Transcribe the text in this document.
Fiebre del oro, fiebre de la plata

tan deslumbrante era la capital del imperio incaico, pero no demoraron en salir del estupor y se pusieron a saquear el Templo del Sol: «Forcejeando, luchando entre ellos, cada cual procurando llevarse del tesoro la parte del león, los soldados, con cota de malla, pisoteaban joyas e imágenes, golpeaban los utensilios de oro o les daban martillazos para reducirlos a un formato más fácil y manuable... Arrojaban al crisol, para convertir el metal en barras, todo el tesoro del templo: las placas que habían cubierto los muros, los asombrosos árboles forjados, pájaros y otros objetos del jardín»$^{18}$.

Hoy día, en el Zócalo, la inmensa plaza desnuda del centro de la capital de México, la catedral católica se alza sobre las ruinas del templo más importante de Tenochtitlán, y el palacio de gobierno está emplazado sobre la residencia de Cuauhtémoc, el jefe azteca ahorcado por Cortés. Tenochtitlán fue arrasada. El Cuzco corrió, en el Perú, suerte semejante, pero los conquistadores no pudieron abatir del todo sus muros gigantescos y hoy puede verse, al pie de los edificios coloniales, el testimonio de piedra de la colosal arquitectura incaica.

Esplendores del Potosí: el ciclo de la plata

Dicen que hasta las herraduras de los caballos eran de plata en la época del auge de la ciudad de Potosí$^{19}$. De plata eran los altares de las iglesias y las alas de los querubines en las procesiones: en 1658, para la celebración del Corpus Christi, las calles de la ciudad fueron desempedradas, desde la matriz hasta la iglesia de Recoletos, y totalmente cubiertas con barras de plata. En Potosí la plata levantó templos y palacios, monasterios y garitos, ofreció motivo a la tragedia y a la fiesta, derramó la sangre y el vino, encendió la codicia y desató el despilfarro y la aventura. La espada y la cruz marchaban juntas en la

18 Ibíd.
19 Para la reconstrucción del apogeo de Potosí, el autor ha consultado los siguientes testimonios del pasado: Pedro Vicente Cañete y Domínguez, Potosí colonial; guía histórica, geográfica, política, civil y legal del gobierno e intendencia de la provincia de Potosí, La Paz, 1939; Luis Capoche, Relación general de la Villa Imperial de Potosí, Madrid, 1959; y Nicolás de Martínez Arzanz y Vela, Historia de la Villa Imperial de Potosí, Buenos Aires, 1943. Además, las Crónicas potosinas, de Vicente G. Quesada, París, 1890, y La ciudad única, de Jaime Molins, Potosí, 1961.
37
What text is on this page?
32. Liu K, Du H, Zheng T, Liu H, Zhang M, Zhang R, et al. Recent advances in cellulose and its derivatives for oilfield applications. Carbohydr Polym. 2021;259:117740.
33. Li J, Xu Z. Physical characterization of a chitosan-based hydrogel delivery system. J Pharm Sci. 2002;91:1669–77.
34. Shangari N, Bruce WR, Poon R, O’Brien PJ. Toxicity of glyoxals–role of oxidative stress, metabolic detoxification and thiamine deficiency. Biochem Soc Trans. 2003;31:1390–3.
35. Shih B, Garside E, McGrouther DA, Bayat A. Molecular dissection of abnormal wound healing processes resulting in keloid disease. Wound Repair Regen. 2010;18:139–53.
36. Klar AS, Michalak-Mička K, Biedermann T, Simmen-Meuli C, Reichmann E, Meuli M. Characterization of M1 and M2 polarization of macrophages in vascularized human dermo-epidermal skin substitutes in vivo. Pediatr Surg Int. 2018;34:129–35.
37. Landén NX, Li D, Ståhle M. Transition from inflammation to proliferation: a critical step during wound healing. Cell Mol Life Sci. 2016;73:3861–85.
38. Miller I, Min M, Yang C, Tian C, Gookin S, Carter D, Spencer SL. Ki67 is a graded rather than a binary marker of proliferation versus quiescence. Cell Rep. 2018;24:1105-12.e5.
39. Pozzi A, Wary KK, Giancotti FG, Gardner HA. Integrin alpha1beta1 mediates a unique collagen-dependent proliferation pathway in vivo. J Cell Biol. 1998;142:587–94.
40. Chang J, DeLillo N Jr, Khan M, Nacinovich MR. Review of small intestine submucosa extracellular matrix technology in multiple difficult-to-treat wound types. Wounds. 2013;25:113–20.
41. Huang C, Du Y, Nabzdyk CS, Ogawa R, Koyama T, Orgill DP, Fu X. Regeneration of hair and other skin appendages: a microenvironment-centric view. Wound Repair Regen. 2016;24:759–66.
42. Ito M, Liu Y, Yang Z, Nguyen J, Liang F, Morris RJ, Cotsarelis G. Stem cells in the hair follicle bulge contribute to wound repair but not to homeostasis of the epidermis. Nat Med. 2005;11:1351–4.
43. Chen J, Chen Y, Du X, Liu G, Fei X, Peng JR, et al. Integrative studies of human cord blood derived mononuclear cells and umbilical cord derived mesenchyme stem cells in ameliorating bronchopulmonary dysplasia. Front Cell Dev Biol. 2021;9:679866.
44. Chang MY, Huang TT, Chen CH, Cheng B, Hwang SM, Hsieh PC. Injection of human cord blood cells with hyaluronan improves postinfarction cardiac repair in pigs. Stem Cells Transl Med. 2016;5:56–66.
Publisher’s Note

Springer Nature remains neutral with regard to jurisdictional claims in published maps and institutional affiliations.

_WHAT IS REQUIRED_. Search the listing above for "Yang" and copy every line that holds it.

_ANSWER BOX_.
38. Miller I, Min M, Yang C, Tian C, Gookin S, Carter D, Spencer SL. Ki67 is a graded rather than a binary marker of proliferation versus quiescence. Cell Rep. 2018;24:1105-12.e5.
42. Ito M, Liu Y, Yang Z, Nguyen J, Liang F, Morris RJ, Cotsarelis G. Stem cells in the hair follicle bulge contribute to wound repair but not to homeostasis of the epidermis. Nat Med. 2005;11:1351–4.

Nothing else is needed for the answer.